▸ Exercise
Resume the account of the 24-hour general strike in Paris, picking up right after its last sentence.

▸ Text excerpt

Just before the stroke of twelve one night last week, squadrons of steel-helmeted, fully-armed troops and blue-caped policemen marched from their barracks to strategic spots in Paris and its suburbs. A battalion of mounted machine gunners clattered through the deserted streets to the Communist-populated workers’ suburbs of Saint-Denis and Belleville, where they took up positions around the huge gas tanks, water reservoirs and electric plants which supply the capital. Bands of Mobile Guards and policemen began to patrol the Paris streets. An infantry company clumped to the City Hall, nine truckloads of troops surrounded the Chamber of Deputies building. Other patrols stacked arms on important street corners and public squares. The authority of the Premier of France to govern by decree power granted him by Parliament was about to be disputed in a 24-hour general strike called by the French Confederation of Labor. The Republic’s troops were posted to see that the Premier’s authority was upheld.

Weeks of proclamation and polemic had made the positions of both sides of the dispute clear. Labor Leader Leon Jouhaux had declared that the decree laws were “unacceptable as written.” Particularly unacceptable to Leader Jouhaux was the decree extending the work week from 40 to 45 hours in war industries. French labor had won the 40-hour week from Leon Blum’s Popular Front Government. Leader Jouhaux could not afford to lose it, even in one group of industries, without a fight.

Premier Edouard Daladier denounced the strike as “political,” a test not only of his administration but of the French democracy’s ability to withstand minority pressure in a crisis. He believed he could beat the strike and maintain his Government’s prestige if he could maintain the public services, so he invoked a statute on the books since July and militarized all transport, communications, war industries and the Government service. He also served notice that workers who obeyed Leon Jouhaux’s orders to report for work in military plants and then “fold arms” would be jailed.

At 4 a.m. the crucial hour arrived for Paris. At the Gare St. Lazare, a train stood with steam up. Troops with fixed bayonets stalked the cold, empty station. Soldiers tossed mail sacks aboard. At 4: 10 the engineer climbed into the cab.

“Are you going to disobey the strike order?” correspondents questioned.

▸ Items

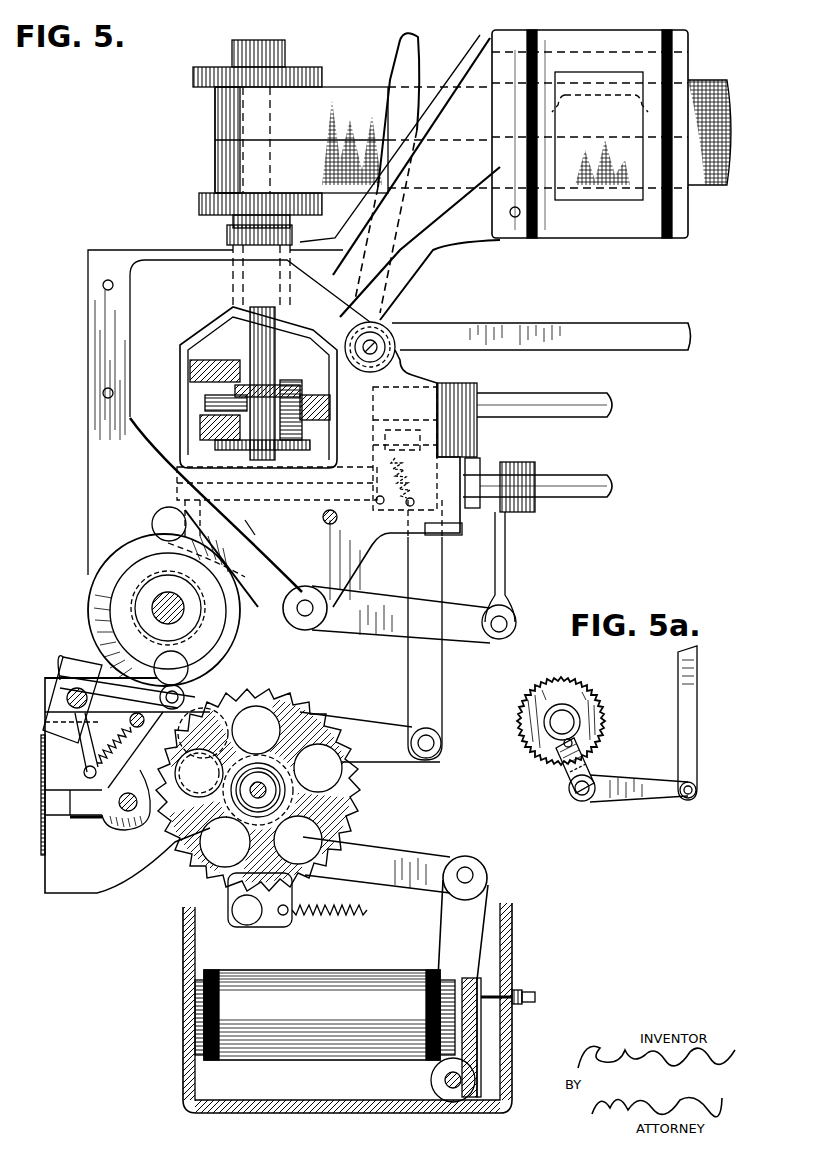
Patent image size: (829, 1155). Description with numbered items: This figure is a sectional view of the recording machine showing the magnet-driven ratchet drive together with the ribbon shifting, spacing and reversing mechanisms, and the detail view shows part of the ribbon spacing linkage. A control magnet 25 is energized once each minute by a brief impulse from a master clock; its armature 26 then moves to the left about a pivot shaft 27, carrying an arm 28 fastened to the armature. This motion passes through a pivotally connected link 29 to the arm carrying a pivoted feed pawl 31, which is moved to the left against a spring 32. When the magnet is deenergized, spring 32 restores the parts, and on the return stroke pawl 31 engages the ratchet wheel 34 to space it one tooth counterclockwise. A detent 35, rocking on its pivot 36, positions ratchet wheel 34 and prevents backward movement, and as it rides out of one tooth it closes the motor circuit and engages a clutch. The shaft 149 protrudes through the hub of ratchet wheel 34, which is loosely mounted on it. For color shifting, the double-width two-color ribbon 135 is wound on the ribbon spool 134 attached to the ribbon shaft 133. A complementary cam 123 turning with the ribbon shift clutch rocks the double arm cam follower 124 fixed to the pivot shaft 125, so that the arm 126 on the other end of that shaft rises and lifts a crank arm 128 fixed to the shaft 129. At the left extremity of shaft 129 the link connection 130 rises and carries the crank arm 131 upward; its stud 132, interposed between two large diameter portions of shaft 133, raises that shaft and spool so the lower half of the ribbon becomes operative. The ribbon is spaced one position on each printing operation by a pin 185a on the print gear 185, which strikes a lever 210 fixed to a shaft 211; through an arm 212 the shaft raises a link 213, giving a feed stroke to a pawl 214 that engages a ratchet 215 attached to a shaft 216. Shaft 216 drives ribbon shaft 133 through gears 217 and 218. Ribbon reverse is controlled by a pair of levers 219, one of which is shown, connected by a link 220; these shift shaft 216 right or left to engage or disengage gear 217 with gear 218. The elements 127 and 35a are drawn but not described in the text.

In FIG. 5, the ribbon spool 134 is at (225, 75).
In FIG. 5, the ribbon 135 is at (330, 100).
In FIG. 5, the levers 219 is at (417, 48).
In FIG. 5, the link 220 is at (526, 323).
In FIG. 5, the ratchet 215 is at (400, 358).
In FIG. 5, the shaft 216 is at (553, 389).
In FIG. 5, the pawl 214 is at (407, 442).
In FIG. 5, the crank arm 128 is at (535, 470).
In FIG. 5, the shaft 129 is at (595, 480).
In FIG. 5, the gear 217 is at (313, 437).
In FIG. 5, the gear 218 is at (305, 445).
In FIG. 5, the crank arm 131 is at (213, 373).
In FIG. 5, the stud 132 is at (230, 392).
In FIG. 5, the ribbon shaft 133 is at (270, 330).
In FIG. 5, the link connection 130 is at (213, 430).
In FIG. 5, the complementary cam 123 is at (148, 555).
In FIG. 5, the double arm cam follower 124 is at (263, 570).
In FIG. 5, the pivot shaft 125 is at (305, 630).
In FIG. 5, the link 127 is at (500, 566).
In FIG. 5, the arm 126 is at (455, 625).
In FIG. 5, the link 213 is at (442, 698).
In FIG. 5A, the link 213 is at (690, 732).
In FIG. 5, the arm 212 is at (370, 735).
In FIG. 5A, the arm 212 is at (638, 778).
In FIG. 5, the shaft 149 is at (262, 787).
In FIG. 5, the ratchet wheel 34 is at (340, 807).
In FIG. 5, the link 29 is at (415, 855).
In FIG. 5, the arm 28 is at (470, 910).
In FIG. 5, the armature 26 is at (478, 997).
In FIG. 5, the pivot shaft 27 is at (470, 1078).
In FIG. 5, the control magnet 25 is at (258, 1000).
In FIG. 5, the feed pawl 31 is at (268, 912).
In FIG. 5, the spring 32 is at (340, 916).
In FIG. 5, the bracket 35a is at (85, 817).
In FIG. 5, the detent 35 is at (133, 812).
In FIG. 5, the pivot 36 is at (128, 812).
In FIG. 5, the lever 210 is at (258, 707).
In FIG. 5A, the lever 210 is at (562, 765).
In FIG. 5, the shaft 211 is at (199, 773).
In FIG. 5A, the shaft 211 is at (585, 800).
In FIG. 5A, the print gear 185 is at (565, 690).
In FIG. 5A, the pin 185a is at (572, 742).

▸ Written response
“Hell yes,” shouted the engineer, “We’re in the army now.” The trainmaster’s whistle shrilled, the train chuffed away.

In Paris the strike fell flat. Trains, trams, busses, trucks moved. The Government offices operated without a hitch. The factories opened and the workers, except in a very few instances, went to work. For example, of the nearly 20,000 Paris subway workers, only 200 failed to report for duty. At 8 a.m. the powerful Subway Workers Union revoked its strike order and by noon Paris was doing business as usual.

In the rest of France, the strike took more effect. Although the industrial regions in the north were also patrolled by troops, metal and mine workers in many plants “folded arms” and in seaports like Marseille and Le Havre dock workers struck 100% strong.

Individual employers dismissed 30,000 strikers next day. Some 700,000 others were temporarily locked out. But the Daladier Government announced a policy of “appeasement,” discouraged reprisals. However, the Premier immediately crossed Leader Jouhaux’s name from the directorate of the Bank of France and several railway union leaders were booted from the National Railway Board. This was followed by a flurry of sympathy strikes. At Le Havre the 1,500 crew members of the Normandie were discharged when they refused to sail the liner out of port on schedule. Reservations on the Normandie, including that of Anthony Eden, on his way to the U. S. were transferred to the Cunarder Aquitania.

There was no doubt but that the Government had won. That it had been expected to do so by the financial and commercial interests was significant. On the morning of the general strike, the franc, which had been depressed, bobbed up confidently in foreign exchange. This was followed by a mild boom on the Bourse.

Emerging from his trial as the strongest Premier France has had since Pierre Laval, Edouard Daladier called Parliament to sit this week, confident that the Centre and Right would respond to any reasonable demands he might make to implement his “Three Year Plan” of internal and external bulwarking. And to the French people he broadcast: “What triumphed today was the principle of the Republic itself—its respect for law, its respect for the right to work and its respect for the nation. The French people showed that they realized that their liberties were not threatened by the Government.

“You showed that you remembered that these general strikes were what in other countries had opened the way for dictatorships. … You showed that you had learned a lesson and understood that the best guarantee of liberty is the authority of the State, and that is why you refused to strike against the Republic, which is the mother of the right to organize labor as well as other privileges of a free government. … I said that I would enforce respect for republican law. It was respected.”